_Written task_
Every line that includes the word "distance" is to be listed.

_Dataset items_
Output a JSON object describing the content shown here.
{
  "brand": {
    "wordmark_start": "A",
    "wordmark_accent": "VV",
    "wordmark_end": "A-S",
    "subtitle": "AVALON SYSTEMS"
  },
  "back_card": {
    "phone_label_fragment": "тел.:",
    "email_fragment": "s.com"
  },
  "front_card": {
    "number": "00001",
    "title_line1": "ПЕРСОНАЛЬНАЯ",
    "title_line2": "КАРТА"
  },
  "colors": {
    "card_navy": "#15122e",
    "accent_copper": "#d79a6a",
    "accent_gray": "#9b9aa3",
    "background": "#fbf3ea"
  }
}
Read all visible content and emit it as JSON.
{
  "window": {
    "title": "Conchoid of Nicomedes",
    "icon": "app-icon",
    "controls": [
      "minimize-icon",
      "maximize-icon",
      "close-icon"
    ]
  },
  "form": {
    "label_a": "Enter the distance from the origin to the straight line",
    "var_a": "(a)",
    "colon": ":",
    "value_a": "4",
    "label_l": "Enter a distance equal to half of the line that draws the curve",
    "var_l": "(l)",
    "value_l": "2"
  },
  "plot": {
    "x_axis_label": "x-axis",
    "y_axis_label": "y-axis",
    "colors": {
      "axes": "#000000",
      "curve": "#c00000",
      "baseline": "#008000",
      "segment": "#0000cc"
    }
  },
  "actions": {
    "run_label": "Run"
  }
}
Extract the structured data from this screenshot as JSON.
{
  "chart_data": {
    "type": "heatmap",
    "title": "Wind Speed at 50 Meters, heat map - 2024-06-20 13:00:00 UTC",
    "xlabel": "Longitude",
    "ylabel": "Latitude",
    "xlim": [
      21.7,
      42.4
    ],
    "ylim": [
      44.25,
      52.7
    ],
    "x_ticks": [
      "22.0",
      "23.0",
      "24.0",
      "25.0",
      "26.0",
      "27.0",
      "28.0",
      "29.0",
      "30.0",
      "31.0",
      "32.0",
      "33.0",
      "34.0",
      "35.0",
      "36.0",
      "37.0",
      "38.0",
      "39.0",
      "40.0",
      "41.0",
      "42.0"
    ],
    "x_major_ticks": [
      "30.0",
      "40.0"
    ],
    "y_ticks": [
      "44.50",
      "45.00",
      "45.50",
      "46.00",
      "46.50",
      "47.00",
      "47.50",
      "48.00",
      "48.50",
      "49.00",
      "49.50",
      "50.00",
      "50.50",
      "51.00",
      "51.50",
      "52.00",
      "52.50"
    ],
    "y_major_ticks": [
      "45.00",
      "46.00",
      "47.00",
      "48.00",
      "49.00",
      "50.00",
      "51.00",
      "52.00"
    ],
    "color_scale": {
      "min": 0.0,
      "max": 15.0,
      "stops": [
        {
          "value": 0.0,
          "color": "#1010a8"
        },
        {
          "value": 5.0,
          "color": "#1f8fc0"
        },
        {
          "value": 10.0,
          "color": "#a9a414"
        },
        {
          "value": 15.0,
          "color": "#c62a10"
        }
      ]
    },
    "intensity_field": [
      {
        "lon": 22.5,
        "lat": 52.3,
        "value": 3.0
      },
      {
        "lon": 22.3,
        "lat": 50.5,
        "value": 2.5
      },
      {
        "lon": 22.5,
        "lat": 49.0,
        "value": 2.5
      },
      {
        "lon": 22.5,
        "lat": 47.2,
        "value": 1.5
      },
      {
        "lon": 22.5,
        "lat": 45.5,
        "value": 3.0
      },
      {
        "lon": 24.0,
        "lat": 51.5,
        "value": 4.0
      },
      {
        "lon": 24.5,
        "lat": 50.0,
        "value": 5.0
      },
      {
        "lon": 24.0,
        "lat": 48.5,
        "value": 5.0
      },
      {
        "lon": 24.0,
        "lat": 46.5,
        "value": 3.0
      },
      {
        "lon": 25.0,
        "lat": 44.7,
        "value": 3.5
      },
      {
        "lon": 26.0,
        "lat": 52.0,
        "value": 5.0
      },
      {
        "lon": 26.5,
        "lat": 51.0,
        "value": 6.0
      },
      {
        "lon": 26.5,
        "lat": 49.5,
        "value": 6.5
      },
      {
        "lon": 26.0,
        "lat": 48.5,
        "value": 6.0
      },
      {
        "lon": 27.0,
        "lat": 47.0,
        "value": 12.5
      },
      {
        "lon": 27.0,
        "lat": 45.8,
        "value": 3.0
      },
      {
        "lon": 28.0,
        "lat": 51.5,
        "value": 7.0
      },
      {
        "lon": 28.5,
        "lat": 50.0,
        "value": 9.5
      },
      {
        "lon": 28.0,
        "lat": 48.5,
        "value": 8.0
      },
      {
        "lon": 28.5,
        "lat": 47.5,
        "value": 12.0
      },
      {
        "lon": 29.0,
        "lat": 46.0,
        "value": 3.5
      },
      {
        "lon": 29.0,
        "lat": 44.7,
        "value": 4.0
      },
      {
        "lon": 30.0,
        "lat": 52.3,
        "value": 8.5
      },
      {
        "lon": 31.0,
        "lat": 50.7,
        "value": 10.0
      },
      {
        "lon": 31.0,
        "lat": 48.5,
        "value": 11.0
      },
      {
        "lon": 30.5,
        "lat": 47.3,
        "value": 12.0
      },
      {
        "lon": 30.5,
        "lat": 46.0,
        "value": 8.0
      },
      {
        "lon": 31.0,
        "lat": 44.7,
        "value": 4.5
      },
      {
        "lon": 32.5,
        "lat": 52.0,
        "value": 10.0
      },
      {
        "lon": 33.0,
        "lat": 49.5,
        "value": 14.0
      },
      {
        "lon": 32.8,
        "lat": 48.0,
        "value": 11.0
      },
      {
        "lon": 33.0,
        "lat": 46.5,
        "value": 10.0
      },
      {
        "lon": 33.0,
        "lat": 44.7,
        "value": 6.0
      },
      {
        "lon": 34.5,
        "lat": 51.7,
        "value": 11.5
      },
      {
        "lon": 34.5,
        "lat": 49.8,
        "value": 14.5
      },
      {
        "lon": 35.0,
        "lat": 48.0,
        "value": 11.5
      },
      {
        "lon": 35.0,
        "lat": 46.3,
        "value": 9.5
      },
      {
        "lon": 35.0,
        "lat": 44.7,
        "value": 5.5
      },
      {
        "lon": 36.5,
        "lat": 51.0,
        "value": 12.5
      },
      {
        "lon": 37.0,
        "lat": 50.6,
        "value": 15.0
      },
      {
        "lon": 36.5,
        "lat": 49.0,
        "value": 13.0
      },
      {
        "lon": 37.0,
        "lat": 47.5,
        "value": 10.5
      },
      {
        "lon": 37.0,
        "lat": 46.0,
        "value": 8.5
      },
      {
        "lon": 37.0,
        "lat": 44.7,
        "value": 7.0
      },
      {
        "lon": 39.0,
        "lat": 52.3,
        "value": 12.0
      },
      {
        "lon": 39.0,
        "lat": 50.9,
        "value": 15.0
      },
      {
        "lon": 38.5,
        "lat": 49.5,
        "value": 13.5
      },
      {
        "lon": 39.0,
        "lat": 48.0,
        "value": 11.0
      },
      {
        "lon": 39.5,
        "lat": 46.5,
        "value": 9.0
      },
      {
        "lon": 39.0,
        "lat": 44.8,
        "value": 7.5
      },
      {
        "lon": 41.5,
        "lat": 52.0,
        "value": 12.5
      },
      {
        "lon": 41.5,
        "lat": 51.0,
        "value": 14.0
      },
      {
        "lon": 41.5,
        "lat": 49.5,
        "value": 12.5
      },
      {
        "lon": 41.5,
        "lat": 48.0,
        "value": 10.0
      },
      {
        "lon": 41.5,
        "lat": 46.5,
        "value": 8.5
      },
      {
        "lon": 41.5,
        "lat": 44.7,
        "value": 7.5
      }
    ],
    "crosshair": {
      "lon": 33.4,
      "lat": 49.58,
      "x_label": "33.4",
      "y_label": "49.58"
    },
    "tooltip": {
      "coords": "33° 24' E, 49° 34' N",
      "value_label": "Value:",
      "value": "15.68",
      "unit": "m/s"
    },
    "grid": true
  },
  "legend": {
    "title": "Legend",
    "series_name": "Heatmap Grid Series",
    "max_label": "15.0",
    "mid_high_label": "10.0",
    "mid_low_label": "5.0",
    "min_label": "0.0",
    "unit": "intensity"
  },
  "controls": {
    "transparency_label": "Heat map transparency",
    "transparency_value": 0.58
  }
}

_Complete answer_
    "label_a": "Enter the distance from the origin to the straight line",
    "label_l": "Enter a distance equal to half of the line that draws the curve",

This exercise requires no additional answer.